* BEGIN Task material *
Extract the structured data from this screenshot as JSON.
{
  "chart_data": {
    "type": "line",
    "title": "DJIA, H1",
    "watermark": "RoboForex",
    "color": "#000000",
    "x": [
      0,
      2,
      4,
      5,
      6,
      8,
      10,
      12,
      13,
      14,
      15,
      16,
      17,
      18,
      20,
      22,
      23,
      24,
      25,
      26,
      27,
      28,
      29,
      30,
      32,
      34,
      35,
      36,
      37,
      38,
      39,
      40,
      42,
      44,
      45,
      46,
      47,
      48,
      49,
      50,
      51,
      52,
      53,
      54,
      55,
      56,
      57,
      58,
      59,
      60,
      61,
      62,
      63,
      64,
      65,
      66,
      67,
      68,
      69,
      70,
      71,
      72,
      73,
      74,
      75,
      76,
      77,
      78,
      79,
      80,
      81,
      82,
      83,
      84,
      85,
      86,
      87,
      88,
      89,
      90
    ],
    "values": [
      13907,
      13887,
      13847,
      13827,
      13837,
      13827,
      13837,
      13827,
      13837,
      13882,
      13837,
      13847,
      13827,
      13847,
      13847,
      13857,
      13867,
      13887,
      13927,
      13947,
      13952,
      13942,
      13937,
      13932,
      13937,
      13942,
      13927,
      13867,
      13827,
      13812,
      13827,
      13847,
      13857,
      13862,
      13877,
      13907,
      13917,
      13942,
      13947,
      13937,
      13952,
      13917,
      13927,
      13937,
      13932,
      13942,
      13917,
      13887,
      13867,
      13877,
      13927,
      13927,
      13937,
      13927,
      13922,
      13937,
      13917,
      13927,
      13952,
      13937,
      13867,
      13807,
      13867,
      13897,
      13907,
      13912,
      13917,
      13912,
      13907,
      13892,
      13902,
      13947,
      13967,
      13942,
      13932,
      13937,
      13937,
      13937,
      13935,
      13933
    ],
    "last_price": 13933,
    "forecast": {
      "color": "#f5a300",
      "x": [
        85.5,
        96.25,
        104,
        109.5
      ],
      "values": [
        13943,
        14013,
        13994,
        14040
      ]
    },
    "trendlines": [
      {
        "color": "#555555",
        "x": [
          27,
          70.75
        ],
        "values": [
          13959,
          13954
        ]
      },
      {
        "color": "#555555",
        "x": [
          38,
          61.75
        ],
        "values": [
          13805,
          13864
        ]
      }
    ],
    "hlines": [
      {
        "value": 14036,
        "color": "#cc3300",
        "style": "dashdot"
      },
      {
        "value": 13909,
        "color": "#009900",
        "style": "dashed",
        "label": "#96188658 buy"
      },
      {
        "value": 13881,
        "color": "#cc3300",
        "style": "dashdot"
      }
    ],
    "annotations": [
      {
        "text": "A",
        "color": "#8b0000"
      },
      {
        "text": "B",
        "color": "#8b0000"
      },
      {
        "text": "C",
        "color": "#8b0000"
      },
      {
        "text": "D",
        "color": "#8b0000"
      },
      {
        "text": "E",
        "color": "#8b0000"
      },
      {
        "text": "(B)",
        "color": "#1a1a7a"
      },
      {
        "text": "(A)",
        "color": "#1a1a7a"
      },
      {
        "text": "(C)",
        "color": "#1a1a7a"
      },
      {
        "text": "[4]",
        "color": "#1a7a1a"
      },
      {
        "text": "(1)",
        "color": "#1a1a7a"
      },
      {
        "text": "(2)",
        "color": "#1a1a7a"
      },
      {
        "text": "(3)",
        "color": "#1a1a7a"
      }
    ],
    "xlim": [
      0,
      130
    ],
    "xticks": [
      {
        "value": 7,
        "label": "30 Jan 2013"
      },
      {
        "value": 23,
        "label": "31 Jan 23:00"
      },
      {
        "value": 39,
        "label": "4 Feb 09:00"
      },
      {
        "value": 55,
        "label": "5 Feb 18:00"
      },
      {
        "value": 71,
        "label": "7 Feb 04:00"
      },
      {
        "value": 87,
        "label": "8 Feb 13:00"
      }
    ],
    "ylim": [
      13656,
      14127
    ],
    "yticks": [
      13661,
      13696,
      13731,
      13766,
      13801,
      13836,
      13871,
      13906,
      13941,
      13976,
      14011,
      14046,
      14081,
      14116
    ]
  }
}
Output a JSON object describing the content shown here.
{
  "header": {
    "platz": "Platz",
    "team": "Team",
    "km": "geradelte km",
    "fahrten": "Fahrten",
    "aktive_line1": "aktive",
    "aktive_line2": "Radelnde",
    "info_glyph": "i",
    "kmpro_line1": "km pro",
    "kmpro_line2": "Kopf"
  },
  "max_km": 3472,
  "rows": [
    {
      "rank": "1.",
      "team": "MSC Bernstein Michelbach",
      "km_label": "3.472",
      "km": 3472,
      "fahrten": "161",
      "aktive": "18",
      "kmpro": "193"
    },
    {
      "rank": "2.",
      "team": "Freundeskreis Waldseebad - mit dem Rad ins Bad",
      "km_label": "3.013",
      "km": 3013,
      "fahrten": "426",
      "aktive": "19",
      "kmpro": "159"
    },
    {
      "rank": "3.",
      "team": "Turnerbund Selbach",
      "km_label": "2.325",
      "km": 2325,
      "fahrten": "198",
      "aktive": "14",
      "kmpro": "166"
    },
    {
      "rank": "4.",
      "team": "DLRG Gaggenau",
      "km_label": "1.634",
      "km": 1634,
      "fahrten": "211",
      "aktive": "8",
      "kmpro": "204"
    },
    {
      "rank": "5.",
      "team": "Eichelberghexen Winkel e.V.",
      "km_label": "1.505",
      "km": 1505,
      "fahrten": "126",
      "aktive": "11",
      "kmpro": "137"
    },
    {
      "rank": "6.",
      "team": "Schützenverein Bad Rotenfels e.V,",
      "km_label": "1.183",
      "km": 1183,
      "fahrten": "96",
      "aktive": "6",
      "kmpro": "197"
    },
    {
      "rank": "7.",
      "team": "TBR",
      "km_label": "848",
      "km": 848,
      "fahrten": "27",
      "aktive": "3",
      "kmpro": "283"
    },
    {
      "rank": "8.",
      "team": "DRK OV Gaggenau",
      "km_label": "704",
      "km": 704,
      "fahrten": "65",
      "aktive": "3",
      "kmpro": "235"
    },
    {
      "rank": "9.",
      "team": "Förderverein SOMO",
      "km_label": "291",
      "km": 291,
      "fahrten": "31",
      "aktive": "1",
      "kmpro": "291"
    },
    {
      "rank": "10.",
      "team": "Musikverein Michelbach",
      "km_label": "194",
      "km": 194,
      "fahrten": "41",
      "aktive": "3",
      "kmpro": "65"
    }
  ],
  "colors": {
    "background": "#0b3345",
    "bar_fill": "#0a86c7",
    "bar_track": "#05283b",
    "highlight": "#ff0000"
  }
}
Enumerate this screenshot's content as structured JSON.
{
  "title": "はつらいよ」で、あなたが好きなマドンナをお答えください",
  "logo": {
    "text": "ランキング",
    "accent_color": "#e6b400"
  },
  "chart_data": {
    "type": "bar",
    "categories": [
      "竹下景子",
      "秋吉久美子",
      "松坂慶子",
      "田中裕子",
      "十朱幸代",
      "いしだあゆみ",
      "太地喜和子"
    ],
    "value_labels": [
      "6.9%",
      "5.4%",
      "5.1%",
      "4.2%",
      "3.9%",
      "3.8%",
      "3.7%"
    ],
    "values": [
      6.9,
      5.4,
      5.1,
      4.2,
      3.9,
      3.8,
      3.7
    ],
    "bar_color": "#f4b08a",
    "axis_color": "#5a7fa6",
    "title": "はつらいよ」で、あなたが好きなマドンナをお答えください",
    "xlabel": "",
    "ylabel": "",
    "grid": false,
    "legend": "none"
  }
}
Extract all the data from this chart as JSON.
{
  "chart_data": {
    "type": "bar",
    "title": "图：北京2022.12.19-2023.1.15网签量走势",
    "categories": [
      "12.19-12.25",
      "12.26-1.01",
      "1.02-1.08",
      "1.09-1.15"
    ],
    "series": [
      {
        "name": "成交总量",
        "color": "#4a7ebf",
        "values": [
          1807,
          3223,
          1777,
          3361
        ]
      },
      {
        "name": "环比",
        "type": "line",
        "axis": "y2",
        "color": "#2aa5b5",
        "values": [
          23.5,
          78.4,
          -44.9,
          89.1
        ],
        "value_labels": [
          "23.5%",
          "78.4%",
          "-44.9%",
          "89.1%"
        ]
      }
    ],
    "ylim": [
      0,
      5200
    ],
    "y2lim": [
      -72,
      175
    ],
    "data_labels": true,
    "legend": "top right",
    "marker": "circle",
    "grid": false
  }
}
* END Task material *
> Exercise
Copy each line above that contains the word "this".

> Full output
Extract the structured data from this screenshot as JSON.
Enumerate this screenshot's content as structured JSON.
Extract all the data from this chart as JSON.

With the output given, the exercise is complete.